- _Information given_:
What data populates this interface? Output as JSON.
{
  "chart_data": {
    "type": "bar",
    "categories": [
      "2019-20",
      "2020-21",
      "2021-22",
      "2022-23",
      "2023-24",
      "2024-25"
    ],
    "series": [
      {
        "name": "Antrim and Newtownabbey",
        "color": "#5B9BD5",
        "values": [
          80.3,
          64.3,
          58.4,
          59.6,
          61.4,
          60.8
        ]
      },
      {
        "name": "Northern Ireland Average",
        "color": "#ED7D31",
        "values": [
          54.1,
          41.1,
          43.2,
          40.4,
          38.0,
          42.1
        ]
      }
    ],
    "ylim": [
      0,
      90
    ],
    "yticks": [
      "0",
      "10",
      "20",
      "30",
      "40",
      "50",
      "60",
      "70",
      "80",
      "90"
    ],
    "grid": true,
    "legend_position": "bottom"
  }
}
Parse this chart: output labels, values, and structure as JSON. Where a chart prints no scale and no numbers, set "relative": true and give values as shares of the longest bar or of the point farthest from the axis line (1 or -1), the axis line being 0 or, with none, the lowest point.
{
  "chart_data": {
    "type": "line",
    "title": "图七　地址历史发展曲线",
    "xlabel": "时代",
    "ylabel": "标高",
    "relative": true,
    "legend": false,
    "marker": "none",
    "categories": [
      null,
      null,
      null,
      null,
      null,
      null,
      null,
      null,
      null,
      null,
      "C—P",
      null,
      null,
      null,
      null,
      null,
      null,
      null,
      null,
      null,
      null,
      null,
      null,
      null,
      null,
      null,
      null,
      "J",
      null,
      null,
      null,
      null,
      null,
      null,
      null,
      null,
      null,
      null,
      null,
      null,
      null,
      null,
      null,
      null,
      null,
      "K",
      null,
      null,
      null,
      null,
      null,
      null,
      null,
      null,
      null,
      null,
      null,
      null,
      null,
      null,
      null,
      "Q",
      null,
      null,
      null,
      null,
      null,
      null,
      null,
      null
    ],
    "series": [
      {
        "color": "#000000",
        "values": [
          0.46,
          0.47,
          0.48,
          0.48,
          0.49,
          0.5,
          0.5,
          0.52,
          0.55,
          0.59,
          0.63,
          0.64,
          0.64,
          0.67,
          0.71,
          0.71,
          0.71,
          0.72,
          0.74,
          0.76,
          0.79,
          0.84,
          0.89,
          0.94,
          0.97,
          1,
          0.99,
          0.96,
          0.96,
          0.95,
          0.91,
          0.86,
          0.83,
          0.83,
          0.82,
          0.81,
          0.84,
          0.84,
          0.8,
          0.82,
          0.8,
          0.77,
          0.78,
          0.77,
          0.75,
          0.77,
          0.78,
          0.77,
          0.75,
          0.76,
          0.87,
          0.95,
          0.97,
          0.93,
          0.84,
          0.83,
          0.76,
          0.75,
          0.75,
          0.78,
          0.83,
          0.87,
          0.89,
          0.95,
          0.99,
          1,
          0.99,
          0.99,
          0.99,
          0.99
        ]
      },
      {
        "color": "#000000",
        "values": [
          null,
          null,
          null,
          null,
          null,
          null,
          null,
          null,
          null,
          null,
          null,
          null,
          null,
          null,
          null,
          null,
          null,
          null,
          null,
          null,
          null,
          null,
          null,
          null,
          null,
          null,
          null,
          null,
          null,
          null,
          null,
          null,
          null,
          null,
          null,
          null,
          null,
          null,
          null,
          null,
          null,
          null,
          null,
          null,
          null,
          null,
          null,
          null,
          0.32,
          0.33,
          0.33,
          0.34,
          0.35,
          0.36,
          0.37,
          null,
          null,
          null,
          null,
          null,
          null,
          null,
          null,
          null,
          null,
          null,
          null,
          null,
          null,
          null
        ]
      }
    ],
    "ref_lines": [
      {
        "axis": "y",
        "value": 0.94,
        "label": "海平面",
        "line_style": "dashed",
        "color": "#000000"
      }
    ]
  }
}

- _Challenge_: Report how many lines above hold the string "color", giving nothing but the number.

- _Correct result_: 5